• [WHAT YOU HAVE TO DO]
Return every line of the records below verbatim, with no pictures in the copy.

- - - - -

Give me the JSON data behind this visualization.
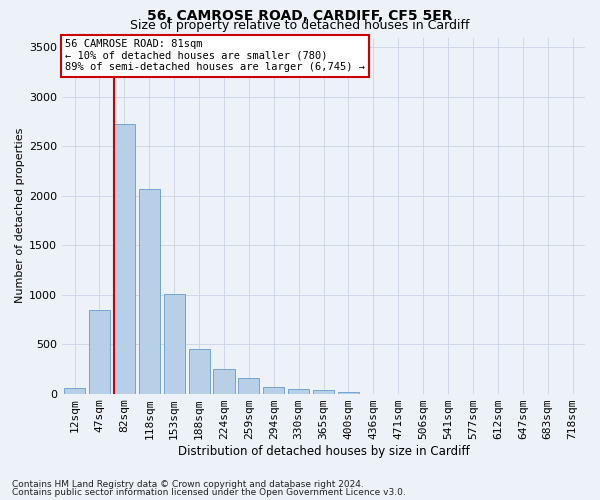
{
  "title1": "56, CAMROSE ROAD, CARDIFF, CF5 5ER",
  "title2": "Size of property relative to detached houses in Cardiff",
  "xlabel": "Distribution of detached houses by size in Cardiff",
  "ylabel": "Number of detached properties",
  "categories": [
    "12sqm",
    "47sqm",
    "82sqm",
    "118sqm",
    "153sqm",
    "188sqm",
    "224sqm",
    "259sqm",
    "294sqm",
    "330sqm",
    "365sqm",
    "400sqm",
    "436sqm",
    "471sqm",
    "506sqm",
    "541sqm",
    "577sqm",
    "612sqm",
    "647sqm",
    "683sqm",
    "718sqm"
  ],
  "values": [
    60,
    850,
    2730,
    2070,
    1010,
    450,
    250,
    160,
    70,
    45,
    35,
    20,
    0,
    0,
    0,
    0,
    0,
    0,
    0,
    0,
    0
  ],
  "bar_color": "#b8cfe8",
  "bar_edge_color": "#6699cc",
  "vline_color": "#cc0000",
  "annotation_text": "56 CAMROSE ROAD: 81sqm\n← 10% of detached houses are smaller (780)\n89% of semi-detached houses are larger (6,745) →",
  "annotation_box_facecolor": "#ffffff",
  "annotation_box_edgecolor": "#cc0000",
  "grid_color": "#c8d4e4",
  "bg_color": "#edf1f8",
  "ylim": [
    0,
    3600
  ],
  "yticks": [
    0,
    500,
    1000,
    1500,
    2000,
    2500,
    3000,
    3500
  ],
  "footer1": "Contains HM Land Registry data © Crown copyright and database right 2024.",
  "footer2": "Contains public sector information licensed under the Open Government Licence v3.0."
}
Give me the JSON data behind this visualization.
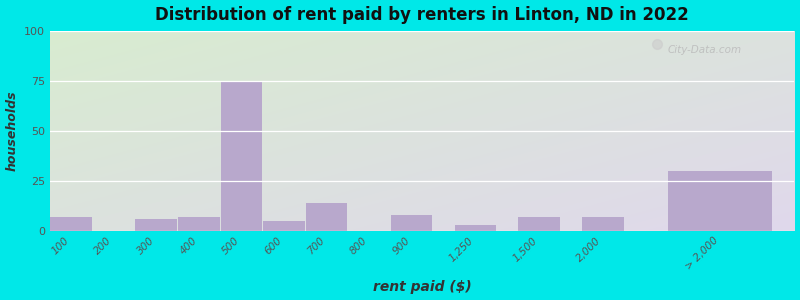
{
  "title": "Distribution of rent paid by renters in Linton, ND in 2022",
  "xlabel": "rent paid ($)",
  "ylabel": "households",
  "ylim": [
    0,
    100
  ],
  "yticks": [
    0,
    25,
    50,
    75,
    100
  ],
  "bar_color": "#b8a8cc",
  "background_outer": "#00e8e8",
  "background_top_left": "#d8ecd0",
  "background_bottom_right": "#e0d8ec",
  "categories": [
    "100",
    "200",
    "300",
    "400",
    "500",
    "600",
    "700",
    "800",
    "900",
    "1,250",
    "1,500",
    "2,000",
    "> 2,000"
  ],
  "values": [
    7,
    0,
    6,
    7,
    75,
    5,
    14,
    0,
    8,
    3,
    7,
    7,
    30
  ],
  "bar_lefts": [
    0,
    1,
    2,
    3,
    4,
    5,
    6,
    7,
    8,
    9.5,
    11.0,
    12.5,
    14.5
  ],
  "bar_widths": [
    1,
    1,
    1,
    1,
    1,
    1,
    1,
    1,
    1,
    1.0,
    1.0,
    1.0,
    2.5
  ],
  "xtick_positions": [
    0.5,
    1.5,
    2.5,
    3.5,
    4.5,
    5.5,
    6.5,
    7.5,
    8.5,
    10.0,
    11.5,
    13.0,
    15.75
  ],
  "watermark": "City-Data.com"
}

- - - - -

• [EXERCISE RESPONSE]
Give me the JSON data behind this visualization.
{
  "title1": "56, CAMROSE ROAD, CARDIFF, CF5 5ER",
  "title2": "Size of property relative to detached houses in Cardiff",
  "xlabel": "Distribution of detached houses by size in Cardiff",
  "ylabel": "Number of detached properties",
  "categories": [
    "12sqm",
    "47sqm",
    "82sqm",
    "118sqm",
    "153sqm",
    "188sqm",
    "224sqm",
    "259sqm",
    "294sqm",
    "330sqm",
    "365sqm",
    "400sqm",
    "436sqm",
    "471sqm",
    "506sqm",
    "541sqm",
    "577sqm",
    "612sqm",
    "647sqm",
    "683sqm",
    "718sqm"
  ],
  "values": [
    60,
    850,
    2730,
    2070,
    1010,
    450,
    250,
    160,
    70,
    45,
    35,
    20,
    0,
    0,
    0,
    0,
    0,
    0,
    0,
    0,
    0
  ],
  "bar_color": "#b8cfe8",
  "bar_edge_color": "#6699cc",
  "vline_color": "#cc0000",
  "annotation_text": "56 CAMROSE ROAD: 81sqm\n← 10% of detached houses are smaller (780)\n89% of semi-detached houses are larger (6,745) →",
  "annotation_box_facecolor": "#ffffff",
  "annotation_box_edgecolor": "#cc0000",
  "grid_color": "#c8d4e4",
  "bg_color": "#edf1f8",
  "ylim": [
    0,
    3600
  ],
  "yticks": [
    0,
    500,
    1000,
    1500,
    2000,
    2500,
    3000,
    3500
  ],
  "footer1": "Contains HM Land Registry data © Crown copyright and database right 2024.",
  "footer2": "Contains public sector information licensed under the Open Government Licence v3.0."
}
Give me the JSON data behind this visualization.
{
  "title": "Distribution of rent paid by renters in Linton, ND in 2022",
  "xlabel": "rent paid ($)",
  "ylabel": "households",
  "ylim": [
    0,
    100
  ],
  "yticks": [
    0,
    25,
    50,
    75,
    100
  ],
  "bar_color": "#b8a8cc",
  "background_outer": "#00e8e8",
  "background_top_left": "#d8ecd0",
  "background_bottom_right": "#e0d8ec",
  "categories": [
    "100",
    "200",
    "300",
    "400",
    "500",
    "600",
    "700",
    "800",
    "900",
    "1,250",
    "1,500",
    "2,000",
    "> 2,000"
  ],
  "values": [
    7,
    0,
    6,
    7,
    75,
    5,
    14,
    0,
    8,
    3,
    7,
    7,
    30
  ],
  "bar_lefts": [
    0,
    1,
    2,
    3,
    4,
    5,
    6,
    7,
    8,
    9.5,
    11.0,
    12.5,
    14.5
  ],
  "bar_widths": [
    1,
    1,
    1,
    1,
    1,
    1,
    1,
    1,
    1,
    1.0,
    1.0,
    1.0,
    2.5
  ],
  "xtick_positions": [
    0.5,
    1.5,
    2.5,
    3.5,
    4.5,
    5.5,
    6.5,
    7.5,
    8.5,
    10.0,
    11.5,
    13.0,
    15.75
  ],
  "watermark": "City-Data.com"
}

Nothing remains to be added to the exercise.